> REQUIREMENT:
Extract every entry word for word.

[start of TASK INPUTS]

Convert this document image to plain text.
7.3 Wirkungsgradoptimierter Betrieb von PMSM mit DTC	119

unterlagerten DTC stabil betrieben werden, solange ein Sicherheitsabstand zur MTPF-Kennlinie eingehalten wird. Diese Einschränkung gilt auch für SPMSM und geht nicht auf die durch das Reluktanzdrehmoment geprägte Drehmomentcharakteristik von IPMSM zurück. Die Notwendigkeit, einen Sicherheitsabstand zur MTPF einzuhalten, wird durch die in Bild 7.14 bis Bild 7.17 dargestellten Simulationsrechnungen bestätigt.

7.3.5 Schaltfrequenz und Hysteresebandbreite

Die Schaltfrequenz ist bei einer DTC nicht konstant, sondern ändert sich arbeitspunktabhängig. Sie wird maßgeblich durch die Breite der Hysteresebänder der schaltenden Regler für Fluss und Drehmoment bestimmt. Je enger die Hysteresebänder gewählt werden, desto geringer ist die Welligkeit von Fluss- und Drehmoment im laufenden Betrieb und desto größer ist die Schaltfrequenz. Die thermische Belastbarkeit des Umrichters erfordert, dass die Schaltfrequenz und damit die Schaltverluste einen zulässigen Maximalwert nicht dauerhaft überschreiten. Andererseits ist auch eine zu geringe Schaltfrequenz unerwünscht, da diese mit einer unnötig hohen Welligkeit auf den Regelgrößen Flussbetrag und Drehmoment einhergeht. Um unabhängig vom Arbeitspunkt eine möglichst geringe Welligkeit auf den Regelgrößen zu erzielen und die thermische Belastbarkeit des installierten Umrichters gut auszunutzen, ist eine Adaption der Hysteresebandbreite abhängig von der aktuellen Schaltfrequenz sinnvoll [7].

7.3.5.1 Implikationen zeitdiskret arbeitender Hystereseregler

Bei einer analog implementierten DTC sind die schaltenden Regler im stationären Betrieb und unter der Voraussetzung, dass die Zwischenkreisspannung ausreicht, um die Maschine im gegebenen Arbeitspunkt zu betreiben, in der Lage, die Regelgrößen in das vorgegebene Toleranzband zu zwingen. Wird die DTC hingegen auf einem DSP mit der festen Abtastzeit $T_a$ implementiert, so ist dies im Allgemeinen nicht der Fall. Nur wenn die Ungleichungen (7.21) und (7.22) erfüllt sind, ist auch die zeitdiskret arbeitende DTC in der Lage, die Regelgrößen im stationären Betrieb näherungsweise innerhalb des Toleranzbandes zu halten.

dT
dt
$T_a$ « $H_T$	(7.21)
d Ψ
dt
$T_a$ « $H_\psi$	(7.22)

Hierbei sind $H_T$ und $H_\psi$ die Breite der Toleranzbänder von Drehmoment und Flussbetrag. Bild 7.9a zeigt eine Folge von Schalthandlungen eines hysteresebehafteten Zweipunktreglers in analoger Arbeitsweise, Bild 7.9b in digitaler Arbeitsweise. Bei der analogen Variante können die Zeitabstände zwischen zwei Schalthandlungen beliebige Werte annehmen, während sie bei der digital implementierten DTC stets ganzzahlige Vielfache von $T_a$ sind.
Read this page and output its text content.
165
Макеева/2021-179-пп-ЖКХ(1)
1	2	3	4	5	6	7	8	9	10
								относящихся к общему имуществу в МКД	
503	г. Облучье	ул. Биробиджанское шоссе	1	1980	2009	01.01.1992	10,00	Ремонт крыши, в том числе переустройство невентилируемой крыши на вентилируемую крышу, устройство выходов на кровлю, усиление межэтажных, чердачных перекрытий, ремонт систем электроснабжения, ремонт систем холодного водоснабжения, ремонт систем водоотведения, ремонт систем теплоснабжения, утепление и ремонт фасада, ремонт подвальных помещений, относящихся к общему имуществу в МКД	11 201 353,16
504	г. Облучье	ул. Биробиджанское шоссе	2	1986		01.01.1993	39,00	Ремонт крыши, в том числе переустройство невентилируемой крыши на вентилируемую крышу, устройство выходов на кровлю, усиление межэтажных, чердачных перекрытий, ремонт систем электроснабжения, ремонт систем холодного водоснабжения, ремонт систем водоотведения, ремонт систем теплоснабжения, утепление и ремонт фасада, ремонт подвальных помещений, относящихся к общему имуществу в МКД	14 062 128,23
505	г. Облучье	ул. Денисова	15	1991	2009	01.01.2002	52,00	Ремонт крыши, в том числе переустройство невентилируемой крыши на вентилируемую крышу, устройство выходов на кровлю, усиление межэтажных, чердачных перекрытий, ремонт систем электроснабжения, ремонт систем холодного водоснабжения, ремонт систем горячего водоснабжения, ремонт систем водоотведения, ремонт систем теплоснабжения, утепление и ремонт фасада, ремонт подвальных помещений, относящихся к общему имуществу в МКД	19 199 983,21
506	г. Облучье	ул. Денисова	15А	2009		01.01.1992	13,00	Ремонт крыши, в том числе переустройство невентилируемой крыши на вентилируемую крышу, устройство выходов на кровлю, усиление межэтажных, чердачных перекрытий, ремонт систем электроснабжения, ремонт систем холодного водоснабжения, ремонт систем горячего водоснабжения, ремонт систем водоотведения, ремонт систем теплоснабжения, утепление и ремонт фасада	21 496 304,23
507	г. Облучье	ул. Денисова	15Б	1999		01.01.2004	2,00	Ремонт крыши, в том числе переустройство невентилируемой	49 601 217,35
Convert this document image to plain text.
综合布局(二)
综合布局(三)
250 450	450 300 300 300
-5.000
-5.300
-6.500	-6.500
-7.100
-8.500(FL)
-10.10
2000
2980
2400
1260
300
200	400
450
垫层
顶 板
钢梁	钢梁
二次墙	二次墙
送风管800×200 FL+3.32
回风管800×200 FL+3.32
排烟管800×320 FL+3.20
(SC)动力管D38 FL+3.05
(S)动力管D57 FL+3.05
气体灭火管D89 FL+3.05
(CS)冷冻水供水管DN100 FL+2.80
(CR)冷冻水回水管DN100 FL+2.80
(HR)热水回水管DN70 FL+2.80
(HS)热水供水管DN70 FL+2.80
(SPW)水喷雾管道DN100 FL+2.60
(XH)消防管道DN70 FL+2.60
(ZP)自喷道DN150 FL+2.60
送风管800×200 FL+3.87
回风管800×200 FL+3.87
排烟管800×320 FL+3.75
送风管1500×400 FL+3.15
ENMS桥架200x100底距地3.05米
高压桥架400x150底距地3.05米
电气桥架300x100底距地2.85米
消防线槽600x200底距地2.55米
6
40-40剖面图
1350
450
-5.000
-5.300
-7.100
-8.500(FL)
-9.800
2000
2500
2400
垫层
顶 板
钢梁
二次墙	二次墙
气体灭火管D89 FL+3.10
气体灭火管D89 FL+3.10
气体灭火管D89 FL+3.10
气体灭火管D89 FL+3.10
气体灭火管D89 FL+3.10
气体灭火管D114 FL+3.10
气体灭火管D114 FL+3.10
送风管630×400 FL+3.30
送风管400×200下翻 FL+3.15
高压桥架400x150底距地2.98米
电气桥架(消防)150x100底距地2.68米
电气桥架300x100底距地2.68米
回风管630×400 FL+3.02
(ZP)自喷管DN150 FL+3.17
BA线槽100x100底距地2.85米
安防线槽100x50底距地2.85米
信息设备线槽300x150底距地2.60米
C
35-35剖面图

[end of TASK INPUTS]

> RESULT FOR THIS TASK:
Convert this document image to plain text.
7.3 Wirkungsgradoptimierter Betrieb von PMSM mit DTC	119

unterlagerten DTC stabil betrieben werden, solange ein Sicherheitsabstand zur MTPF-Kennlinie eingehalten wird. Diese Einschränkung gilt auch für SPMSM und geht nicht auf die durch das Reluktanzdrehmoment geprägte Drehmomentcharakteristik von IPMSM zurück. Die Notwendigkeit, einen Sicherheitsabstand zur MTPF einzuhalten, wird durch die in Bild 7.14 bis Bild 7.17 dargestellten Simulationsrechnungen bestätigt.

7.3.5 Schaltfrequenz und Hysteresebandbreite

Die Schaltfrequenz ist bei einer DTC nicht konstant, sondern ändert sich arbeitspunktabhängig. Sie wird maßgeblich durch die Breite der Hysteresebänder der schaltenden Regler für Fluss und Drehmoment bestimmt. Je enger die Hysteresebänder gewählt werden, desto geringer ist die Welligkeit von Fluss- und Drehmoment im laufenden Betrieb und desto größer ist die Schaltfrequenz. Die thermische Belastbarkeit des Umrichters erfordert, dass die Schaltfrequenz und damit die Schaltverluste einen zulässigen Maximalwert nicht dauerhaft überschreiten. Andererseits ist auch eine zu geringe Schaltfrequenz unerwünscht, da diese mit einer unnötig hohen Welligkeit auf den Regelgrößen Flussbetrag und Drehmoment einhergeht. Um unabhängig vom Arbeitspunkt eine möglichst geringe Welligkeit auf den Regelgrößen zu erzielen und die thermische Belastbarkeit des installierten Umrichters gut auszunutzen, ist eine Adaption der Hysteresebandbreite abhängig von der aktuellen Schaltfrequenz sinnvoll [7].

7.3.5.1 Implikationen zeitdiskret arbeitender Hystereseregler

Bei einer analog implementierten DTC sind die schaltenden Regler im stationären Betrieb und unter der Voraussetzung, dass die Zwischenkreisspannung ausreicht, um die Maschine im gegebenen Arbeitspunkt zu betreiben, in der Lage, die Regelgrößen in das vorgegebene Toleranzband zu zwingen. Wird die DTC hingegen auf einem DSP mit der festen Abtastzeit $T_a$ implementiert, so ist dies im Allgemeinen nicht der Fall. Nur wenn die Ungleichungen (7.21) und (7.22) erfüllt sind, ist auch die zeitdiskret arbeitende DTC in der Lage, die Regelgrößen im stationären Betrieb näherungsweise innerhalb des Toleranzbandes zu halten.

dT
dt
$T_a$ « $H_T$	(7.21)
d Ψ
dt
$T_a$ « $H_\psi$	(7.22)

Hierbei sind $H_T$ und $H_\psi$ die Breite der Toleranzbänder von Drehmoment und Flussbetrag. Bild 7.9a zeigt eine Folge von Schalthandlungen eines hysteresebehafteten Zweipunktreglers in analoger Arbeitsweise, Bild 7.9b in digitaler Arbeitsweise. Bei der analogen Variante können die Zeitabstände zwischen zwei Schalthandlungen beliebige Werte annehmen, während sie bei der digital implementierten DTC stets ganzzahlige Vielfache von $T_a$ sind.
Read this page and output its text content.
165
Макеева/2021-179-пп-ЖКХ(1)
1	2	3	4	5	6	7	8	9	10
								относящихся к общему имуществу в МКД	
503	г. Облучье	ул. Биробиджанское шоссе	1	1980	2009	01.01.1992	10,00	Ремонт крыши, в том числе переустройство невентилируемой крыши на вентилируемую крышу, устройство выходов на кровлю, усиление межэтажных, чердачных перекрытий, ремонт систем электроснабжения, ремонт систем холодного водоснабжения, ремонт систем водоотведения, ремонт систем теплоснабжения, утепление и ремонт фасада, ремонт подвальных помещений, относящихся к общему имуществу в МКД	11 201 353,16
504	г. Облучье	ул. Биробиджанское шоссе	2	1986		01.01.1993	39,00	Ремонт крыши, в том числе переустройство невентилируемой крыши на вентилируемую крышу, устройство выходов на кровлю, усиление межэтажных, чердачных перекрытий, ремонт систем электроснабжения, ремонт систем холодного водоснабжения, ремонт систем водоотведения, ремонт систем теплоснабжения, утепление и ремонт фасада, ремонт подвальных помещений, относящихся к общему имуществу в МКД	14 062 128,23
505	г. Облучье	ул. Денисова	15	1991	2009	01.01.2002	52,00	Ремонт крыши, в том числе переустройство невентилируемой крыши на вентилируемую крышу, устройство выходов на кровлю, усиление межэтажных, чердачных перекрытий, ремонт систем электроснабжения, ремонт систем холодного водоснабжения, ремонт систем горячего водоснабжения, ремонт систем водоотведения, ремонт систем теплоснабжения, утепление и ремонт фасада, ремонт подвальных помещений, относящихся к общему имуществу в МКД	19 199 983,21
506	г. Облучье	ул. Денисова	15А	2009		01.01.1992	13,00	Ремонт крыши, в том числе переустройство невентилируемой крыши на вентилируемую крышу, устройство выходов на кровлю, усиление межэтажных, чердачных перекрытий, ремонт систем электроснабжения, ремонт систем холодного водоснабжения, ремонт систем горячего водоснабжения, ремонт систем водоотведения, ремонт систем теплоснабжения, утепление и ремонт фасада	21 496 304,23
507	г. Облучье	ул. Денисова	15Б	1999		01.01.2004	2,00	Ремонт крыши, в том числе переустройство невентилируемой	49 601 217,35
Convert this document image to plain text.
综合布局(二)
综合布局(三)
250 450	450 300 300 300
-5.000
-5.300
-6.500	-6.500
-7.100
-8.500(FL)
-10.10
2000
2980
2400
1260
300
200	400
450
垫层
顶 板
钢梁	钢梁
二次墙	二次墙
送风管800×200 FL+3.32
回风管800×200 FL+3.32
排烟管800×320 FL+3.20
(SC)动力管D38 FL+3.05
(S)动力管D57 FL+3.05
气体灭火管D89 FL+3.05
(CS)冷冻水供水管DN100 FL+2.80
(CR)冷冻水回水管DN100 FL+2.80
(HR)热水回水管DN70 FL+2.80
(HS)热水供水管DN70 FL+2.80
(SPW)水喷雾管道DN100 FL+2.60
(XH)消防管道DN70 FL+2.60
(ZP)自喷道DN150 FL+2.60
送风管800×200 FL+3.87
回风管800×200 FL+3.87
排烟管800×320 FL+3.75
送风管1500×400 FL+3.15
ENMS桥架200x100底距地3.05米
高压桥架400x150底距地3.05米
电气桥架300x100底距地2.85米
消防线槽600x200底距地2.55米
6
40-40剖面图
1350
450
-5.000
-5.300
-7.100
-8.500(FL)
-9.800
2000
2500
2400
垫层
顶 板
钢梁
二次墙	二次墙
气体灭火管D89 FL+3.10
气体灭火管D89 FL+3.10
气体灭火管D89 FL+3.10
气体灭火管D89 FL+3.10
气体灭火管D89 FL+3.10
气体灭火管D114 FL+3.10
气体灭火管D114 FL+3.10
送风管630×400 FL+3.30
送风管400×200下翻 FL+3.15
高压桥架400x150底距地2.98米
电气桥架(消防)150x100底距地2.68米
电气桥架300x100底距地2.68米
回风管630×400 FL+3.02
(ZP)自喷管DN150 FL+3.17
BA线槽100x100底距地2.85米
安防线槽100x50底距地2.85米
信息设备线槽300x150底距地2.60米
C
35-35剖面图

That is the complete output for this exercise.